Task statement:
Could you reproduce, word for word, the stretch of the records from their first line through the line that contains "envelope-open-icon bbox=[33, 127, 53, 145]"?

===== Record excerpts

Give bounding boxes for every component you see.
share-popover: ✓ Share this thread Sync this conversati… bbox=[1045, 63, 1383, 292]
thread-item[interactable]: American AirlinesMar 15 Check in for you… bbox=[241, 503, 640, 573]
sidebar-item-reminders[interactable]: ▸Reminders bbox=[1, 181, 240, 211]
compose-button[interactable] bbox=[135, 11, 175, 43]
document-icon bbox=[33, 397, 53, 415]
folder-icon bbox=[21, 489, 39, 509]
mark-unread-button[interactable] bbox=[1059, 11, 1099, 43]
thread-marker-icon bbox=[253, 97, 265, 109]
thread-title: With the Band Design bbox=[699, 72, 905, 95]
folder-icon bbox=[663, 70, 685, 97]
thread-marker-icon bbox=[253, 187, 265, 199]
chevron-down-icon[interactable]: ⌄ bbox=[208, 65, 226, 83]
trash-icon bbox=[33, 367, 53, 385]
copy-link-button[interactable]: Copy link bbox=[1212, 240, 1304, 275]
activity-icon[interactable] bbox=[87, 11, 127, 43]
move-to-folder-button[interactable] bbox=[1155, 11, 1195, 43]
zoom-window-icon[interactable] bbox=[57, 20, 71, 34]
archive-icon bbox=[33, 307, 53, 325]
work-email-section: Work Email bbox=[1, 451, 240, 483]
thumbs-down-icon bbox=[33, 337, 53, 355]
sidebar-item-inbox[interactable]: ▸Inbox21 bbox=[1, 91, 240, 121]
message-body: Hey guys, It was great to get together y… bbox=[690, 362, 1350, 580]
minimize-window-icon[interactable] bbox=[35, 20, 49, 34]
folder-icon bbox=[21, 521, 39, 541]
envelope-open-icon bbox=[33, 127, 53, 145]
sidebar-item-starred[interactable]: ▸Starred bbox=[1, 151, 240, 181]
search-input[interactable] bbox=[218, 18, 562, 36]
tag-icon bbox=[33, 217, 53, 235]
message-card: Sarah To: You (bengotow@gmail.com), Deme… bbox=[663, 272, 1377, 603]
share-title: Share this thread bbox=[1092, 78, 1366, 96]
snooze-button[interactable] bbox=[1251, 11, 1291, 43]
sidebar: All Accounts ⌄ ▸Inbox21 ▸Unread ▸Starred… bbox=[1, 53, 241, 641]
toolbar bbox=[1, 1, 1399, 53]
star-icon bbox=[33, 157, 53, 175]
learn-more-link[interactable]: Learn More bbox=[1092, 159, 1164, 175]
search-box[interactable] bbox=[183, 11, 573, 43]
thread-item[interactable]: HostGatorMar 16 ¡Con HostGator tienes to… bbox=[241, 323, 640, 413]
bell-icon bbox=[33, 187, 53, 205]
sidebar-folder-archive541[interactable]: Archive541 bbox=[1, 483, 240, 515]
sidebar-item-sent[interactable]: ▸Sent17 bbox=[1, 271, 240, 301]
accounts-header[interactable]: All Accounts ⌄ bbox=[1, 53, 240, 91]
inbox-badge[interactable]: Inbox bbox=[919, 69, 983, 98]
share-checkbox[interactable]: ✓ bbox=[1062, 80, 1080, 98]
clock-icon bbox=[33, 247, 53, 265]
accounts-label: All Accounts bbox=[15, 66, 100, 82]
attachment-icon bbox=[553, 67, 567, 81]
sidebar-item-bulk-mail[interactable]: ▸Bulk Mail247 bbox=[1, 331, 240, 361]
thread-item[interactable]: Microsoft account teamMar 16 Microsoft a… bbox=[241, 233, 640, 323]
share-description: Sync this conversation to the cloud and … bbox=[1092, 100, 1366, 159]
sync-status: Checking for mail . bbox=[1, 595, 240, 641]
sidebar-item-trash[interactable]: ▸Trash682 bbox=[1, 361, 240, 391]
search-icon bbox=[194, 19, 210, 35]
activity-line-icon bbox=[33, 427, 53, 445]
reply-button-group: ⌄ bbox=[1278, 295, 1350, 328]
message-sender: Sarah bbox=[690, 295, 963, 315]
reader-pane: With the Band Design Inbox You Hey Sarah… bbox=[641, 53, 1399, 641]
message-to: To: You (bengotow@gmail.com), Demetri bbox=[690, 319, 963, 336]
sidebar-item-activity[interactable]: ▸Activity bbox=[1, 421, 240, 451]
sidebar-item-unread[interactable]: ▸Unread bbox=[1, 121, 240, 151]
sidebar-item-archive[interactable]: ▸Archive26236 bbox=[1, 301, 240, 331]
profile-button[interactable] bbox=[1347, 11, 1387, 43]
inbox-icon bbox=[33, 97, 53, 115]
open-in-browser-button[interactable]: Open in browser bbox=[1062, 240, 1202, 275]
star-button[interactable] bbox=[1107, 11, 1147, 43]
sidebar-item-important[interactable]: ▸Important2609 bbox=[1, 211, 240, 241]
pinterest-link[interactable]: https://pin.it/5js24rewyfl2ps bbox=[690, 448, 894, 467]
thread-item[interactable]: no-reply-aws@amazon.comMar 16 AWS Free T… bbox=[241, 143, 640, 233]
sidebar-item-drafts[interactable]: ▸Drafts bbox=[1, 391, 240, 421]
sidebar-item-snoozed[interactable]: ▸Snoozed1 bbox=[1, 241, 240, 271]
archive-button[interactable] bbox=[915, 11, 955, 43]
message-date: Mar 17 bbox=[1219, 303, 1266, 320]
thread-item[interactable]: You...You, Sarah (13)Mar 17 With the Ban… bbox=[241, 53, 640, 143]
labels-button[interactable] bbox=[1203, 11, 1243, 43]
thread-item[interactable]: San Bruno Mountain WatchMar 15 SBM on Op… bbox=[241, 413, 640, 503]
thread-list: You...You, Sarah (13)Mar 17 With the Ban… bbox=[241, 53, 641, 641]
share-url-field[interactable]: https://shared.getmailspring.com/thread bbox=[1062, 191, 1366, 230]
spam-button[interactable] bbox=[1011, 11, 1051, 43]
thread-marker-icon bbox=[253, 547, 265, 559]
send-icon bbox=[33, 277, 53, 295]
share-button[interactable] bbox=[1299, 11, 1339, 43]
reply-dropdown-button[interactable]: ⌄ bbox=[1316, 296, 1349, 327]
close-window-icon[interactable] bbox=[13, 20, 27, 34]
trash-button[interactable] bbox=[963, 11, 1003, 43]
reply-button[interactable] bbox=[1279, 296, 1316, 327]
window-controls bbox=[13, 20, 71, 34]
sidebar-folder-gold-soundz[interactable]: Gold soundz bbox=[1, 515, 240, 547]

==========

Finished exercise:
Give bounding boxes for every component you see.
share-popover: ✓ Share this thread Sync this conversati… bbox=[1045, 63, 1383, 292]
thread-item[interactable]: American AirlinesMar 15 Check in for you… bbox=[241, 503, 640, 573]
sidebar-item-reminders[interactable]: ▸Reminders bbox=[1, 181, 240, 211]
compose-button[interactable] bbox=[135, 11, 175, 43]
document-icon bbox=[33, 397, 53, 415]
folder-icon bbox=[21, 489, 39, 509]
mark-unread-button[interactable] bbox=[1059, 11, 1099, 43]
thread-marker-icon bbox=[253, 97, 265, 109]
thread-title: With the Band Design bbox=[699, 72, 905, 95]
folder-icon bbox=[663, 70, 685, 97]
thread-marker-icon bbox=[253, 187, 265, 199]
chevron-down-icon[interactable]: ⌄ bbox=[208, 65, 226, 83]
trash-icon bbox=[33, 367, 53, 385]
copy-link-button[interactable]: Copy link bbox=[1212, 240, 1304, 275]
activity-icon[interactable] bbox=[87, 11, 127, 43]
move-to-folder-button[interactable] bbox=[1155, 11, 1195, 43]
zoom-window-icon[interactable] bbox=[57, 20, 71, 34]
archive-icon bbox=[33, 307, 53, 325]
work-email-section: Work Email bbox=[1, 451, 240, 483]
thumbs-down-icon bbox=[33, 337, 53, 355]
sidebar-item-inbox[interactable]: ▸Inbox21 bbox=[1, 91, 240, 121]
message-body: Hey guys, It was great to get together y… bbox=[690, 362, 1350, 580]
minimize-window-icon[interactable] bbox=[35, 20, 49, 34]
folder-icon bbox=[21, 521, 39, 541]
envelope-open-icon bbox=[33, 127, 53, 145]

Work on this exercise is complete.